_RECORDS SUPPLIED_:
________________________________________
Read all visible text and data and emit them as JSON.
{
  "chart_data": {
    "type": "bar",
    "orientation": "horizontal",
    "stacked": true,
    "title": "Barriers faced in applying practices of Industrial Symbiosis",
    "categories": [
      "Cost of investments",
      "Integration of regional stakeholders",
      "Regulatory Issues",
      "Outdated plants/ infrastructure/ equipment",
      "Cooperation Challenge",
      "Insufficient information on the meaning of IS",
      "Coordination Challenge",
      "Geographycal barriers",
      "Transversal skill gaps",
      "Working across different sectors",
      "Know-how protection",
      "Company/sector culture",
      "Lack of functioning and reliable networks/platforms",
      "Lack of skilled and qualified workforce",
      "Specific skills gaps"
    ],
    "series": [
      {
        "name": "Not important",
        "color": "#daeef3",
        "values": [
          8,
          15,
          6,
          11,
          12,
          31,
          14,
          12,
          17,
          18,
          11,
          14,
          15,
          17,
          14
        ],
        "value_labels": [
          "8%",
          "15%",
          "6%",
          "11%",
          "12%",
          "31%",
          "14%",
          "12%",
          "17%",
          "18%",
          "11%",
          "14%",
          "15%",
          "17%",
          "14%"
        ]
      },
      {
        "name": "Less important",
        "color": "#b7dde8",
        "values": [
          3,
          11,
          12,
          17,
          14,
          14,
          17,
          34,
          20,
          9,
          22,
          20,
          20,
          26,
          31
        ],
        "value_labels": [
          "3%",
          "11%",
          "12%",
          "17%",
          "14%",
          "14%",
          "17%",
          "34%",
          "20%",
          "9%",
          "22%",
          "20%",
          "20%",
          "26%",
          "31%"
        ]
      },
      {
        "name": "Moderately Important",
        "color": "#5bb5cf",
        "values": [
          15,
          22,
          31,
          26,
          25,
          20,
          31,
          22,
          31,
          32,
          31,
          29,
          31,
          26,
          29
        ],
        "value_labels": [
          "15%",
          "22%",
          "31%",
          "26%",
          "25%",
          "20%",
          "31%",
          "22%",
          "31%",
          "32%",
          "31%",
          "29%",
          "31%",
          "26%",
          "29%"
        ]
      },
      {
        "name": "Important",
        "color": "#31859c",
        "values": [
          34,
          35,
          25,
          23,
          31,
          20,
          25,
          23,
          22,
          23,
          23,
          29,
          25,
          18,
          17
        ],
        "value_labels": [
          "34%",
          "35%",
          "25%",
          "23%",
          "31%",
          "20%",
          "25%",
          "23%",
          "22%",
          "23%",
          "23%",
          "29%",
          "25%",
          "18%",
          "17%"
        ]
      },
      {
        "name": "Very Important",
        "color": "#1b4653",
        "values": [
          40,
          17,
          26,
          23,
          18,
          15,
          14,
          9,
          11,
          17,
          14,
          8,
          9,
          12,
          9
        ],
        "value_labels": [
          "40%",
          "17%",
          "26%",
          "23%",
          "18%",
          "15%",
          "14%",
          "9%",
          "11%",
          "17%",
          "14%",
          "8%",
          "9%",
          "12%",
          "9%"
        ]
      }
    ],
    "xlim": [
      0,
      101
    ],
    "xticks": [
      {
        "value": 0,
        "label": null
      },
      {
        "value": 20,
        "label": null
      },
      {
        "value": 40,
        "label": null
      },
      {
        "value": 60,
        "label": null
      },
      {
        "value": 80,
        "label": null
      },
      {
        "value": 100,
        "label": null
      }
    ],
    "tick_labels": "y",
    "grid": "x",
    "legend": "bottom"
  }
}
________________________________________
_WHAT THE TASK ASKS_: Report only how many lines in the entries contain "color".

_EXERCISE ANSWER_: 5